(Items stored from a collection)
------------------------------------------------------------------------

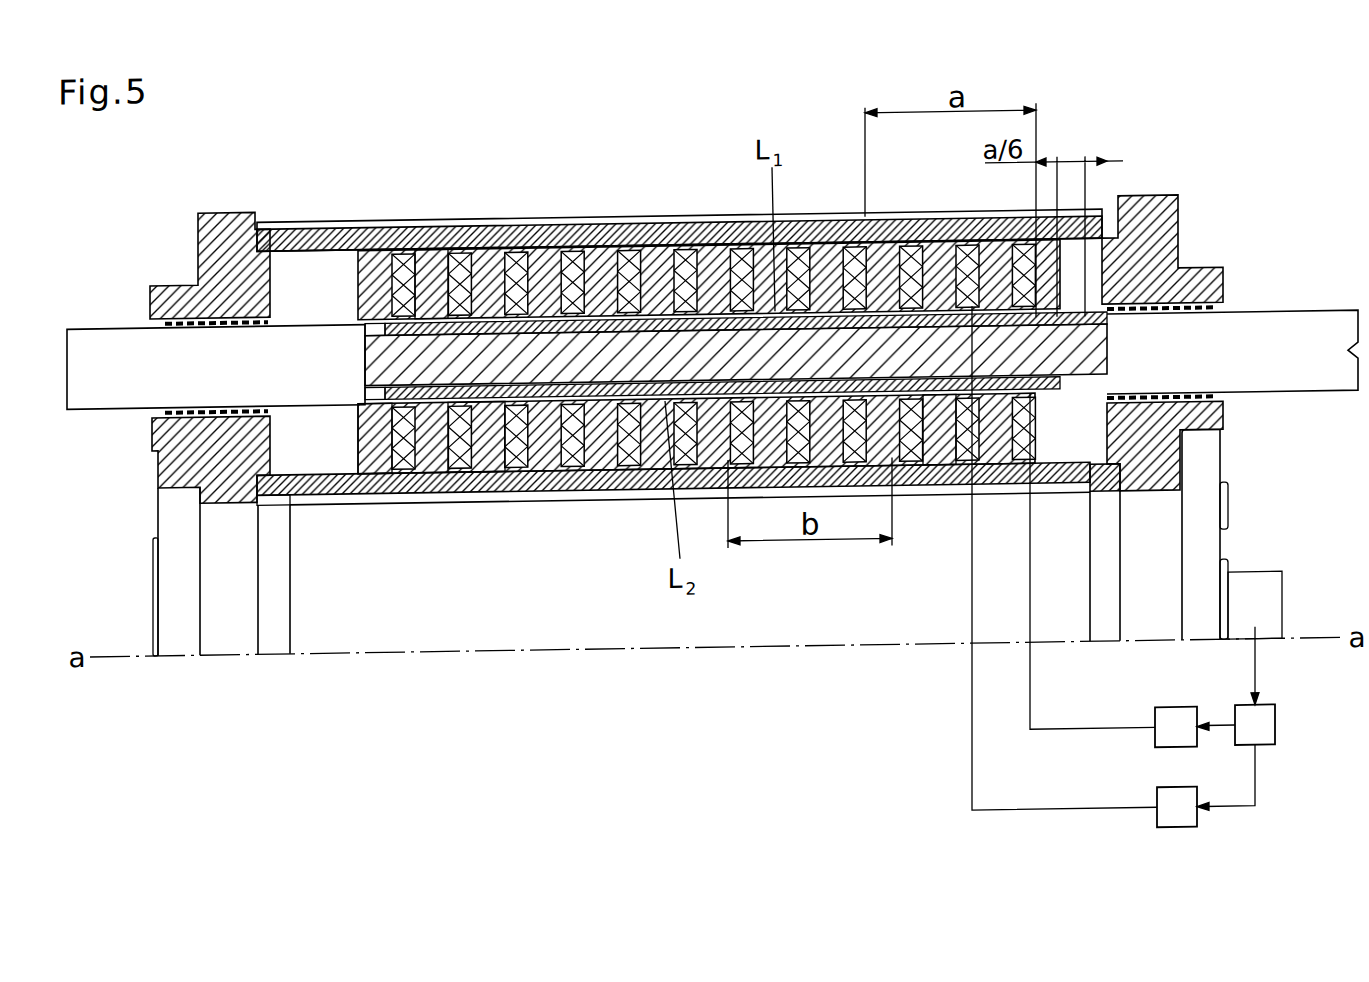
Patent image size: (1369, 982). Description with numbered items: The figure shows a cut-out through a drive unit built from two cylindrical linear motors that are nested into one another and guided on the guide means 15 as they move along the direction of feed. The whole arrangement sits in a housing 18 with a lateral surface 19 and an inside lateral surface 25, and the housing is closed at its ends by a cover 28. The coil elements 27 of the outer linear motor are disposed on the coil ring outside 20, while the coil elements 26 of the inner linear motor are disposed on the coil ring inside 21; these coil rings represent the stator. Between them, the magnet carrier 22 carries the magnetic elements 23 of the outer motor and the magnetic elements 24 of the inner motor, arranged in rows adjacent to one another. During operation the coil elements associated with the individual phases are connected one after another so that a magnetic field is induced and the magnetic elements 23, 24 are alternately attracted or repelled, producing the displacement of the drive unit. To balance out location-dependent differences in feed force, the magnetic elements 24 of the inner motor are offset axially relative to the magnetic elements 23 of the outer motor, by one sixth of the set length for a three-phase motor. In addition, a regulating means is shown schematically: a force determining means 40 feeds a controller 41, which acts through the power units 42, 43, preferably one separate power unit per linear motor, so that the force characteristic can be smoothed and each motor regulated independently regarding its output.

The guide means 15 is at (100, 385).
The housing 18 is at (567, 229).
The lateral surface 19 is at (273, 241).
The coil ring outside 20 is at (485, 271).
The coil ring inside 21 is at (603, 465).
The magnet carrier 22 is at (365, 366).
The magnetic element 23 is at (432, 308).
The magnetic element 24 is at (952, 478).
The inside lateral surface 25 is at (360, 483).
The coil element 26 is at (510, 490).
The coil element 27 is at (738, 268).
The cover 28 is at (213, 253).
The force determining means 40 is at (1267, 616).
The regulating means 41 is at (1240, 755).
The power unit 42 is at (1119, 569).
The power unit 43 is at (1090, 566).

------------------------------------------------------------------------

* [Task prompt]:
Copy every one of the lines above word for word, and leave the pictures out of your copy.

* [Right answer]:
Patent image size: (1369, 982). Description with numbered items: The figure shows a cut-out through a drive unit built from two cylindrical linear motors that are nested into one another and guided on the guide means 15 as they move along the direction of feed. The whole arrangement sits in a housing 18 with a lateral surface 19 and an inside lateral surface 25, and the housing is closed at its ends by a cover 28. The coil elements 27 of the outer linear motor are disposed on the coil ring outside 20, while the coil elements 26 of the inner linear motor are disposed on the coil ring inside 21; these coil rings represent the stator. Between them, the magnet carrier 22 carries the magnetic elements 23 of the outer motor and the magnetic elements 24 of the inner motor, arranged in rows adjacent to one another. During operation the coil elements associated with the individual phases are connected one after another so that a magnetic field is induced and the magnetic elements 23, 24 are alternately attracted or repelled, producing the displacement of the drive unit. To balance out location-dependent differences in feed force, the magnetic elements 24 of the inner motor are offset axially relative to the magnetic elements 23 of the outer motor, by one sixth of the set length for a three-phase motor. In addition, a regulating means is shown schematically: a force determining means 40 feeds a controller 41, which acts through the power units 42, 43, preferably one separate power unit per linear motor, so that the force characteristic can be smoothed and each motor regulated independently regarding its output.

The guide means 15 is at (100, 385).
The housing 18 is at (567, 229).
The lateral surface 19 is at (273, 241).
The coil ring outside 20 is at (485, 271).
The coil ring inside 21 is at (603, 465).
The magnet carrier 22 is at (365, 366).
The magnetic element 23 is at (432, 308).
The magnetic element 24 is at (952, 478).
The inside lateral surface 25 is at (360, 483).
The coil element 26 is at (510, 490).
The coil element 27 is at (738, 268).
The cover 28 is at (213, 253).
The force determining means 40 is at (1267, 616).
The regulating means 41 is at (1240, 755).
The power unit 42 is at (1119, 569).
The power unit 43 is at (1090, 566).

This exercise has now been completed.